● JOB
Write out each line of the material again, word for word.

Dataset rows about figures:

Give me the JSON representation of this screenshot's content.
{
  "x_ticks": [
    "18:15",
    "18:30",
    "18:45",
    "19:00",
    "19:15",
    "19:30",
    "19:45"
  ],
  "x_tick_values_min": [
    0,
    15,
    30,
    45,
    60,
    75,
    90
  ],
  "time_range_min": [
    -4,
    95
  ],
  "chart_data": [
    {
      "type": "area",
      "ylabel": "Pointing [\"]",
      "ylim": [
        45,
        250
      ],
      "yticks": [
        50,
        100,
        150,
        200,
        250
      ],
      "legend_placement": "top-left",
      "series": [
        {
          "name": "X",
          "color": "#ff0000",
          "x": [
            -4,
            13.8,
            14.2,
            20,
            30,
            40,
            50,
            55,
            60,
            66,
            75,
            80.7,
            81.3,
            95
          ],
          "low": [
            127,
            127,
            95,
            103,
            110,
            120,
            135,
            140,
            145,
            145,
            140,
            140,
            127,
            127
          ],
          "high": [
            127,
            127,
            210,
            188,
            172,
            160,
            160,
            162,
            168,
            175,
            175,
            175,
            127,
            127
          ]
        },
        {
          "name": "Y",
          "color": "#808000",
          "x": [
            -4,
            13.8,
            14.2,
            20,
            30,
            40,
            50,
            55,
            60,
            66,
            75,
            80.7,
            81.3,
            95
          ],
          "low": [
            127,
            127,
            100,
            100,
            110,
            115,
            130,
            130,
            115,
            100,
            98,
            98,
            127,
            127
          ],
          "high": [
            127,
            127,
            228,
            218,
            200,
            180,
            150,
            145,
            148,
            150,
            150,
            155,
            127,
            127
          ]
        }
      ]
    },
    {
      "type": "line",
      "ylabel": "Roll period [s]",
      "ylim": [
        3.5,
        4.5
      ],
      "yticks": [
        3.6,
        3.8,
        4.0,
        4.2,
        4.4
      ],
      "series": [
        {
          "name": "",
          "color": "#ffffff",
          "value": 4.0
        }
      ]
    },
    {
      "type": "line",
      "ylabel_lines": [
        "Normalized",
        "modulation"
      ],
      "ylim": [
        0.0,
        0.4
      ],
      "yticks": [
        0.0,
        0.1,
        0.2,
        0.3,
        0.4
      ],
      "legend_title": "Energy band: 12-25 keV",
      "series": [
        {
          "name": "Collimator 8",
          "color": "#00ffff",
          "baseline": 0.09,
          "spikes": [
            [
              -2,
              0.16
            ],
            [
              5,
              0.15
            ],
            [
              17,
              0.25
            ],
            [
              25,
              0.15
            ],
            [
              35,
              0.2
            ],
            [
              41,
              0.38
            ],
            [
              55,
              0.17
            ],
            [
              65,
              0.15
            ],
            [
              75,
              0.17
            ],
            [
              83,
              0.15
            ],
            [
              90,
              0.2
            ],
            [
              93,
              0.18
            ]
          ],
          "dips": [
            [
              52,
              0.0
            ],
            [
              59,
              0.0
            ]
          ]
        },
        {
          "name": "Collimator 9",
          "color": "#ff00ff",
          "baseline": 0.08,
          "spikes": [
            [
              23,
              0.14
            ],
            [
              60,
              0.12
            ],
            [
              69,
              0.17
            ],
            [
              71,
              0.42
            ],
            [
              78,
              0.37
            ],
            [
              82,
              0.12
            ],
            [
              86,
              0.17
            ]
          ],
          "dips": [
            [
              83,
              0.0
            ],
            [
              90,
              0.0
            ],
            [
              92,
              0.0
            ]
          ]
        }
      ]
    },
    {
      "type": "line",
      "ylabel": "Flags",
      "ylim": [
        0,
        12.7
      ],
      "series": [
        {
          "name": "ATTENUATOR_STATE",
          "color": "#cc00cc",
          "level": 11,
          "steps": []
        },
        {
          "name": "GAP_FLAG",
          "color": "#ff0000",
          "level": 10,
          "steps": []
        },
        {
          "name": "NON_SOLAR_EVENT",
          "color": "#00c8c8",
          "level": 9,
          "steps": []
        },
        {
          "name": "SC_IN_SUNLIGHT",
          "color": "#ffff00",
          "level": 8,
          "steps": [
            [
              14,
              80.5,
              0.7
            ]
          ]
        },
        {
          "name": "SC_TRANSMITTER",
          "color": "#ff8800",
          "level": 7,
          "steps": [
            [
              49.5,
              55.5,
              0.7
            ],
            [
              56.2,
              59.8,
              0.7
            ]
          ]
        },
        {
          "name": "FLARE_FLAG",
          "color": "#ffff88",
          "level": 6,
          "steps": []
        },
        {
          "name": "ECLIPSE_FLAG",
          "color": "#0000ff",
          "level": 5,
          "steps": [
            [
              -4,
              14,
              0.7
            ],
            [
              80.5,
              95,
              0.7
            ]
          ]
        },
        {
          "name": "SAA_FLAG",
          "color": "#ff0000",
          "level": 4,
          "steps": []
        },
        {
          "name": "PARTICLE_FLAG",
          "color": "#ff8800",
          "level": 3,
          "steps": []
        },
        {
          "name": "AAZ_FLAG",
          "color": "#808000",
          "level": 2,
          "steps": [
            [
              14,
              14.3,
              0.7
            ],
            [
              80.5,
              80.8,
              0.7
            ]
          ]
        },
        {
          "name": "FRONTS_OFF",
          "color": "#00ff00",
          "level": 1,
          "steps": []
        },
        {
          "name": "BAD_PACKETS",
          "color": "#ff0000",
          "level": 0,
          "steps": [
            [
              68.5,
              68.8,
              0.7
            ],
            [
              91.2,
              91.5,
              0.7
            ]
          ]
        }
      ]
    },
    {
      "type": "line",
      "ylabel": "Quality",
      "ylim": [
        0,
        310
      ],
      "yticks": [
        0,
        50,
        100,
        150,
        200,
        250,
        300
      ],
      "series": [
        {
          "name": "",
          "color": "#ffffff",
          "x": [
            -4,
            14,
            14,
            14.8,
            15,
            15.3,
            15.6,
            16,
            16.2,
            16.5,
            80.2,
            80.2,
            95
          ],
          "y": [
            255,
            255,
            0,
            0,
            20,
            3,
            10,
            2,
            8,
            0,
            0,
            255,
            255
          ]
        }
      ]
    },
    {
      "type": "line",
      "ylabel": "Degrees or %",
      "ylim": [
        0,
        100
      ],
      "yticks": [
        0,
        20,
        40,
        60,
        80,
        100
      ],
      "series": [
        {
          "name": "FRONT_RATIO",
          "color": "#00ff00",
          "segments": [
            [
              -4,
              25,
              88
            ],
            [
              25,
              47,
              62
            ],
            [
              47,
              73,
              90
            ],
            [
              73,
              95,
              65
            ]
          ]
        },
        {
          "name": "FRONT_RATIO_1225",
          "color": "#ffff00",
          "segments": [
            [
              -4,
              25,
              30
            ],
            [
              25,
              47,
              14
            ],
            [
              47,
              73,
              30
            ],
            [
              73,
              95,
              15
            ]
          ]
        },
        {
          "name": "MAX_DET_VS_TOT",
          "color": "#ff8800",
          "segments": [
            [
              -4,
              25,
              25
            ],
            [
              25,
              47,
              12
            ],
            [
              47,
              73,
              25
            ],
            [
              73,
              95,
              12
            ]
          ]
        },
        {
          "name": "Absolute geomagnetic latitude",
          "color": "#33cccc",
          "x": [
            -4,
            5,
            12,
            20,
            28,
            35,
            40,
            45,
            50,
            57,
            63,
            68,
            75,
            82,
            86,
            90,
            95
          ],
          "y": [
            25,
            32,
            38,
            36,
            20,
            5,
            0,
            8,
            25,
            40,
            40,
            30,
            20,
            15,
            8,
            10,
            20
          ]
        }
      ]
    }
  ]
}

● CORRECT ANSWER
Give me the JSON representation of this screenshot's content.
{
  "x_ticks": [
    "18:15",
    "18:30",
    "18:45",
    "19:00",
    "19:15",
    "19:30",
    "19:45"
  ],
  "x_tick_values_min": [
    0,
    15,
    30,
    45,
    60,
    75,
    90
  ],
  "time_range_min": [
    -4,
    95
  ],
  "chart_data": [
    {
      "type": "area",
      "ylabel": "Pointing [\"]",
      "ylim": [
        45,
        250
      ],
      "yticks": [
        50,
        100,
        150,
        200,
        250
      ],
      "legend_placement": "top-left",
      "series": [
        {
          "name": "X",
          "color": "#ff0000",
          "x": [
            -4,
            13.8,
            14.2,
            20,
            30,
            40,
            50,
            55,
            60,
            66,
            75,
            80.7,
            81.3,
            95
          ],
          "low": [
            127,
            127,
            95,
            103,
            110,
            120,
            135,
            140,
            145,
            145,
            140,
            140,
            127,
            127
          ],
          "high": [
            127,
            127,
            210,
            188,
            172,
            160,
            160,
            162,
            168,
            175,
            175,
            175,
            127,
            127
          ]
        },
        {
          "name": "Y",
          "color": "#808000",
          "x": [
            -4,
            13.8,
            14.2,
            20,
            30,
            40,
            50,
            55,
            60,
            66,
            75,
            80.7,
            81.3,
            95
          ],
          "low": [
            127,
            127,
            100,
            100,
            110,
            115,
            130,
            130,
            115,
            100,
            98,
            98,
            127,
            127
          ],
          "high": [
            127,
            127,
            228,
            218,
            200,
            180,
            150,
            145,
            148,
            150,
            150,
            155,
            127,
            127
          ]
        }
      ]
    },
    {
      "type": "line",
      "ylabel": "Roll period [s]",
      "ylim": [
        3.5,
        4.5
      ],
      "yticks": [
        3.6,
        3.8,
        4.0,
        4.2,
        4.4
      ],
      "series": [
        {
          "name": "",
          "color": "#ffffff",
          "value": 4.0
        }
      ]
    },
    {
      "type": "line",
      "ylabel_lines": [
        "Normalized",
        "modulation"
      ],
      "ylim": [
        0.0,
        0.4
      ],
      "yticks": [
        0.0,
        0.1,
        0.2,
        0.3,
        0.4
      ],
      "legend_title": "Energy band: 12-25 keV",
      "series": [
        {
          "name": "Collimator 8",
          "color": "#00ffff",
          "baseline": 0.09,
          "spikes": [
            [
              -2,
              0.16
            ],
            [
              5,
              0.15
            ],
            [
              17,
              0.25
            ],
            [
              25,
              0.15
            ],
            [
              35,
              0.2
            ],
            [
              41,
              0.38
            ],
            [
              55,
              0.17
            ],
            [
              65,
              0.15
            ],
            [
              75,
              0.17
            ],
            [
              83,
              0.15
            ],
            [
              90,
              0.2
            ],
            [
              93,
              0.18
            ]
          ],
          "dips": [
            [
              52,
              0.0
            ],
            [
              59,
              0.0
            ]
          ]
        },
        {
          "name": "Collimator 9",
          "color": "#ff00ff",
          "baseline": 0.08,
          "spikes": [
            [
              23,
              0.14
            ],
            [
              60,
              0.12
            ],
            [
              69,
              0.17
            ],
            [
              71,
              0.42
            ],
            [
              78,
              0.37
            ],
            [
              82,
              0.12
            ],
            [
              86,
              0.17
            ]
          ],
          "dips": [
            [
              83,
              0.0
            ],
            [
              90,
              0.0
            ],
            [
              92,
              0.0
            ]
          ]
        }
      ]
    },
    {
      "type": "line",
      "ylabel": "Flags",
      "ylim": [
        0,
        12.7
      ],
      "series": [
        {
          "name": "ATTENUATOR_STATE",
          "color": "#cc00cc",
          "level": 11,
          "steps": []
        },
        {
          "name": "GAP_FLAG",
          "color": "#ff0000",
          "level": 10,
          "steps": []
        },
        {
          "name": "NON_SOLAR_EVENT",
          "color": "#00c8c8",
          "level": 9,
          "steps": []
        },
        {
          "name": "SC_IN_SUNLIGHT",
          "color": "#ffff00",
          "level": 8,
          "steps": [
            [
              14,
              80.5,
              0.7
            ]
          ]
        },
        {
          "name": "SC_TRANSMITTER",
          "color": "#ff8800",
          "level": 7,
          "steps": [
            [
              49.5,
              55.5,
              0.7
            ],
            [
              56.2,
              59.8,
              0.7
            ]
          ]
        },
        {
          "name": "FLARE_FLAG",
          "color": "#ffff88",
          "level": 6,
          "steps": []
        },
        {
          "name": "ECLIPSE_FLAG",
          "color": "#0000ff",
          "level": 5,
          "steps": [
            [
              -4,
              14,
              0.7
            ],
            [
              80.5,
              95,
              0.7
            ]
          ]
        },
        {
          "name": "SAA_FLAG",
          "color": "#ff0000",
          "level": 4,
          "steps": []
        },
        {
          "name": "PARTICLE_FLAG",
          "color": "#ff8800",
          "level": 3,
          "steps": []
        },
        {
          "name": "AAZ_FLAG",
          "color": "#808000",
          "level": 2,
          "steps": [
            [
              14,
              14.3,
              0.7
            ],
            [
              80.5,
              80.8,
              0.7
            ]
          ]
        },
        {
          "name": "FRONTS_OFF",
          "color": "#00ff00",
          "level": 1,
          "steps": []
        },
        {
          "name": "BAD_PACKETS",
          "color": "#ff0000",
          "level": 0,
          "steps": [
            [
              68.5,
              68.8,
              0.7
            ],
            [
              91.2,
              91.5,
              0.7
            ]
          ]
        }
      ]
    },
    {
      "type": "line",
      "ylabel": "Quality",
      "ylim": [
        0,
        310
      ],
      "yticks": [
        0,
        50,
        100,
        150,
        200,
        250,
        300
      ],
      "series": [
        {
          "name": "",
          "color": "#ffffff",
          "x": [
            -4,
            14,
            14,
            14.8,
            15,
            15.3,
            15.6,
            16,
            16.2,
            16.5,
            80.2,
            80.2,
            95
          ],
          "y": [
            255,
            255,
            0,
            0,
            20,
            3,
            10,
            2,
            8,
            0,
            0,
            255,
            255
          ]
        }
      ]
    },
    {
      "type": "line",
      "ylabel": "Degrees or %",
      "ylim": [
        0,
        100
      ],
      "yticks": [
        0,
        20,
        40,
        60,
        80,
        100
      ],
      "series": [
        {
          "name": "FRONT_RATIO",
          "color": "#00ff00",
          "segments": [
            [
              -4,
              25,
              88
            ],
            [
              25,
              47,
              62
            ],
            [
              47,
              73,
              90
            ],
            [
              73,
              95,
              65
            ]
          ]
        },
        {
          "name": "FRONT_RATIO_1225",
          "color": "#ffff00",
          "segments": [
            [
              -4,
              25,
              30
            ],
            [
              25,
              47,
              14
            ],
            [
              47,
              73,
              30
            ],
            [
              73,
              95,
              15
            ]
          ]
        },
        {
          "name": "MAX_DET_VS_TOT",
          "color": "#ff8800",
          "segments": [
            [
              -4,
              25,
              25
            ],
            [
              25,
              47,
              12
            ],
            [
              47,
              73,
              25
            ],
            [
              73,
              95,
              12
            ]
          ]
        },
        {
          "name": "Absolute geomagnetic latitude",
          "color": "#33cccc",
          "x": [
            -4,
            5,
            12,
            20,
            28,
            35,
            40,
            45,
            50,
            57,
            63,
            68,
            75,
            82,
            86,
            90,
            95
          ],
          "y": [
            25,
            32,
            38,
            36,
            20,
            5,
            0,
            8,
            25,
            40,
            40,
            30,
            20,
            15,
            8,
            10,
            20
          ]
        }
      ]
    }
  ]
}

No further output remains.